**PAGE TEXT**.
◇ ◇ ◇

The Commission for the Determination of Place Names (Polish: Komisja Ustalania Nazw Miejscowości) was a commission of the Polish Department of Public Administration, founded in January 1946. Its mission was the establishment of toponyms for places, villages, towns and cities in the former eastern territories of Germany (then known in Poland as the Regained Territories).
According to the decisions of the Potsdam Conference most of the former German territories east of the Oder-Neisse line were placed under Polish administration and most of the remaining German population was expelled. Some of those territories had historical ties with Poland, dating to the medieval fragmentation of Poland in the Duchy of Silesia, but were also populated by German-speaking inhabitants for many centuries.

◇ ◇ ◇

**PROVIDED MATERIAL**.
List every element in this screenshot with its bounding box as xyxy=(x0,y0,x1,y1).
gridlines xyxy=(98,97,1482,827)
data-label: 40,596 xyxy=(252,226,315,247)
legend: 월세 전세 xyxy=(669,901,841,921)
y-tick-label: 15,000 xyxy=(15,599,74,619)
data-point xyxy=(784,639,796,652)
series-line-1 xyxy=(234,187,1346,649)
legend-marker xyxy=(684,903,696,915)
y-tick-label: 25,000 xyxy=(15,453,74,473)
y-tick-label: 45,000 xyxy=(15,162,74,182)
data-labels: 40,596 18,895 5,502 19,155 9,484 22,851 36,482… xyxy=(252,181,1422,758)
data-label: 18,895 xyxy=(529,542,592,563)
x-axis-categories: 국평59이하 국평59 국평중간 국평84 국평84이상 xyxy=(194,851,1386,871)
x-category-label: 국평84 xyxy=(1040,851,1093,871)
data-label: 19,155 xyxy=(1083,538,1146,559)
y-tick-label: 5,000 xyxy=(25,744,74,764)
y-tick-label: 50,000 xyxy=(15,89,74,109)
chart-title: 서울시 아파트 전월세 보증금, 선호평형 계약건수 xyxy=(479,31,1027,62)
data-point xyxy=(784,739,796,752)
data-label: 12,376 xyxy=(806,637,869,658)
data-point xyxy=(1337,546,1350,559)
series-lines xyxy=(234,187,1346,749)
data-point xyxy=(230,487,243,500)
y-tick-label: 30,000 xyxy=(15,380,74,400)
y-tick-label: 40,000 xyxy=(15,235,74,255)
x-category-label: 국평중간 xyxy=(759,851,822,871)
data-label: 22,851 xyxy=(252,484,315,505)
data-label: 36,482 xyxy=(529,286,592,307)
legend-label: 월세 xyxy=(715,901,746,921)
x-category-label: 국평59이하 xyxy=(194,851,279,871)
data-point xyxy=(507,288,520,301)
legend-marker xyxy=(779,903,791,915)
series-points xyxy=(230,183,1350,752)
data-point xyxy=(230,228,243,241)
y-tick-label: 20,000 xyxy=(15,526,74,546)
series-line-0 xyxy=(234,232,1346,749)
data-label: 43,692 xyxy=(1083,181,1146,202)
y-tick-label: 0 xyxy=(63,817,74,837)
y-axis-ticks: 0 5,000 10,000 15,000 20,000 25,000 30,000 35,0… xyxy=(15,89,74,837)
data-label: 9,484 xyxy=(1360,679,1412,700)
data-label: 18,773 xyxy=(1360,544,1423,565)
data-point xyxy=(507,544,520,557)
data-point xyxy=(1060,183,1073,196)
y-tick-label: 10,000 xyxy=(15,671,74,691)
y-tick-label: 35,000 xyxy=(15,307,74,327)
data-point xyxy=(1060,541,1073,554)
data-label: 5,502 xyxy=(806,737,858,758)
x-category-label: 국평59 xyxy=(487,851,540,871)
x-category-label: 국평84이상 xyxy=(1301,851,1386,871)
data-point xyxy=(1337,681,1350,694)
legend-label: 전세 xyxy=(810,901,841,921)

◇ ◇ ◇

**TASK OBJECTIVE**. According to the page text, when was the Commission for the Determination of Place Names founded? The records are drawn from a separate source.

**EXERCISE RESPONSE**. It was founded in January 1946.